Dataset records:
* START *
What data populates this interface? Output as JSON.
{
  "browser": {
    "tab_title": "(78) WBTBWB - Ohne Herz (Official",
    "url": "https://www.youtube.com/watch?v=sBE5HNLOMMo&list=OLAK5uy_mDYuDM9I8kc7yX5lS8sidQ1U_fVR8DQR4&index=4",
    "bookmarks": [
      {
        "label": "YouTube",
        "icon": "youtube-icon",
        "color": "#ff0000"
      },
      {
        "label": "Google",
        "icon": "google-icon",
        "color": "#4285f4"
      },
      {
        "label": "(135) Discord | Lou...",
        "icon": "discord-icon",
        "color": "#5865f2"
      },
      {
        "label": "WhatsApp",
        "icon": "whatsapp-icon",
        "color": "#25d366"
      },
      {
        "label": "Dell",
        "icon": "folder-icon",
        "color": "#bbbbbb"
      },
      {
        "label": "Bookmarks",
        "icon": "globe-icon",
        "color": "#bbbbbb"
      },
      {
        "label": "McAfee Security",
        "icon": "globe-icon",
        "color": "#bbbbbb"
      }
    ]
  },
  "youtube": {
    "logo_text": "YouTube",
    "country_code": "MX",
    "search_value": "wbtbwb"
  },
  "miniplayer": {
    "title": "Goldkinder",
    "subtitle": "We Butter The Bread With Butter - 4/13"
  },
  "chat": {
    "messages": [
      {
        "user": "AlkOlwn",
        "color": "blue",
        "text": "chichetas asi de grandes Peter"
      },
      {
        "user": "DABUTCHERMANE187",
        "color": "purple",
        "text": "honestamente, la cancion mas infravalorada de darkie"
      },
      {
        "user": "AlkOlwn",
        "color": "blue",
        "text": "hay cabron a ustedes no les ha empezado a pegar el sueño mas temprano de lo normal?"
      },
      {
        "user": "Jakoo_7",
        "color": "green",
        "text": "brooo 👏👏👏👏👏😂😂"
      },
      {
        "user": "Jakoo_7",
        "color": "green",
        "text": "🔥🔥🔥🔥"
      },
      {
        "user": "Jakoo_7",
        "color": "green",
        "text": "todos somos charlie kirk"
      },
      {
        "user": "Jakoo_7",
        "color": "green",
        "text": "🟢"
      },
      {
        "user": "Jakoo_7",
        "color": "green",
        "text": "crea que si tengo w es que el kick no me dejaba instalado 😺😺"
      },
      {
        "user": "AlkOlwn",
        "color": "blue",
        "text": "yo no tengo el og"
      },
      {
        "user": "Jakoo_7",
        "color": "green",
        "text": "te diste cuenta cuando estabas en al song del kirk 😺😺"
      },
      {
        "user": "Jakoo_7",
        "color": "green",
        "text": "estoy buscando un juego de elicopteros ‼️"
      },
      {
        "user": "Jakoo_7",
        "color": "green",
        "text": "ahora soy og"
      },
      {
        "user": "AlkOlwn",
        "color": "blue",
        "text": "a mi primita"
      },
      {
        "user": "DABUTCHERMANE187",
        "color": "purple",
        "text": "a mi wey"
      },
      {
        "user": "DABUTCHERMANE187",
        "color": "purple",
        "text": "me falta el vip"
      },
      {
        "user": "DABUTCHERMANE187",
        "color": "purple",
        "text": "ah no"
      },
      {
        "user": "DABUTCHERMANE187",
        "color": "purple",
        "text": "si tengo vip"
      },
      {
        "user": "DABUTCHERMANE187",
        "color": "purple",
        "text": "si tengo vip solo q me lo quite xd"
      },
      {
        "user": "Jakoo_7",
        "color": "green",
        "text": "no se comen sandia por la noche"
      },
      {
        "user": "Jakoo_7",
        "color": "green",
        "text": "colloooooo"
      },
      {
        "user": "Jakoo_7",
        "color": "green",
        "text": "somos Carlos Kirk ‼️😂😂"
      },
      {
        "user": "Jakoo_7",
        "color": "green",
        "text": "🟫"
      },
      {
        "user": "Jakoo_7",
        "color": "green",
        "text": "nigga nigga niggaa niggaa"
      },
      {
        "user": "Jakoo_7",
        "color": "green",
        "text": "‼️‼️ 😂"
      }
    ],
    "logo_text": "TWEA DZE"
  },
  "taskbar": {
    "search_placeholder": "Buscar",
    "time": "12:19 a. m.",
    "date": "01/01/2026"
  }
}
* END *
» The problem
Reproduce every line of the data verbatim.

» Response for this exercise
What data populates this interface? Output as JSON.
{
  "browser": {
    "tab_title": "(78) WBTBWB - Ohne Herz (Official",
    "url": "https://www.youtube.com/watch?v=sBE5HNLOMMo&list=OLAK5uy_mDYuDM9I8kc7yX5lS8sidQ1U_fVR8DQR4&index=4",
    "bookmarks": [
      {
        "label": "YouTube",
        "icon": "youtube-icon",
        "color": "#ff0000"
      },
      {
        "label": "Google",
        "icon": "google-icon",
        "color": "#4285f4"
      },
      {
        "label": "(135) Discord | Lou...",
        "icon": "discord-icon",
        "color": "#5865f2"
      },
      {
        "label": "WhatsApp",
        "icon": "whatsapp-icon",
        "color": "#25d366"
      },
      {
        "label": "Dell",
        "icon": "folder-icon",
        "color": "#bbbbbb"
      },
      {
        "label": "Bookmarks",
        "icon": "globe-icon",
        "color": "#bbbbbb"
      },
      {
        "label": "McAfee Security",
        "icon": "globe-icon",
        "color": "#bbbbbb"
      }
    ]
  },
  "youtube": {
    "logo_text": "YouTube",
    "country_code": "MX",
    "search_value": "wbtbwb"
  },
  "miniplayer": {
    "title": "Goldkinder",
    "subtitle": "We Butter The Bread With Butter - 4/13"
  },
  "chat": {
    "messages": [
      {
        "user": "AlkOlwn",
        "color": "blue",
        "text": "chichetas asi de grandes Peter"
      },
      {
        "user": "DABUTCHERMANE187",
        "color": "purple",
        "text": "honestamente, la cancion mas infravalorada de darkie"
      },
      {
        "user": "AlkOlwn",
        "color": "blue",
        "text": "hay cabron a ustedes no les ha empezado a pegar el sueño mas temprano de lo normal?"
      },
      {
        "user": "Jakoo_7",
        "color": "green",
        "text": "brooo 👏👏👏👏👏😂😂"
      },
      {
        "user": "Jakoo_7",
        "color": "green",
        "text": "🔥🔥🔥🔥"
      },
      {
        "user": "Jakoo_7",
        "color": "green",
        "text": "todos somos charlie kirk"
      },
      {
        "user": "Jakoo_7",
        "color": "green",
        "text": "🟢"
      },
      {
        "user": "Jakoo_7",
        "color": "green",
        "text": "crea que si tengo w es que el kick no me dejaba instalado 😺😺"
      },
      {
        "user": "AlkOlwn",
        "color": "blue",
        "text": "yo no tengo el og"
      },
      {
        "user": "Jakoo_7",
        "color": "green",
        "text": "te diste cuenta cuando estabas en al song del kirk 😺😺"
      },
      {
        "user": "Jakoo_7",
        "color": "green",
        "text": "estoy buscando un juego de elicopteros ‼️"
      },
      {
        "user": "Jakoo_7",
        "color": "green",
        "text": "ahora soy og"
      },
      {
        "user": "AlkOlwn",
        "color": "blue",
        "text": "a mi primita"
      },
      {
        "user": "DABUTCHERMANE187",
        "color": "purple",
        "text": "a mi wey"
      },
      {
        "user": "DABUTCHERMANE187",
        "color": "purple",
        "text": "me falta el vip"
      },
      {
        "user": "DABUTCHERMANE187",
        "color": "purple",
        "text": "ah no"
      },
      {
        "user": "DABUTCHERMANE187",
        "color": "purple",
        "text": "si tengo vip"
      },
      {
        "user": "DABUTCHERMANE187",
        "color": "purple",
        "text": "si tengo vip solo q me lo quite xd"
      },
      {
        "user": "Jakoo_7",
        "color": "green",
        "text": "no se comen sandia por la noche"
      },
      {
        "user": "Jakoo_7",
        "color": "green",
        "text": "colloooooo"
      },
      {
        "user": "Jakoo_7",
        "color": "green",
        "text": "somos Carlos Kirk ‼️😂😂"
      },
      {
        "user": "Jakoo_7",
        "color": "green",
        "text": "🟫"
      },
      {
        "user": "Jakoo_7",
        "color": "green",
        "text": "nigga nigga niggaa niggaa"
      },
      {
        "user": "Jakoo_7",
        "color": "green",
        "text": "‼️‼️ 😂"
      }
    ],
    "logo_text": "TWEA DZE"
  },
  "taskbar": {
    "search_placeholder": "Buscar",
    "time": "12:19 a. m.",
    "date": "01/01/2026"
  }
}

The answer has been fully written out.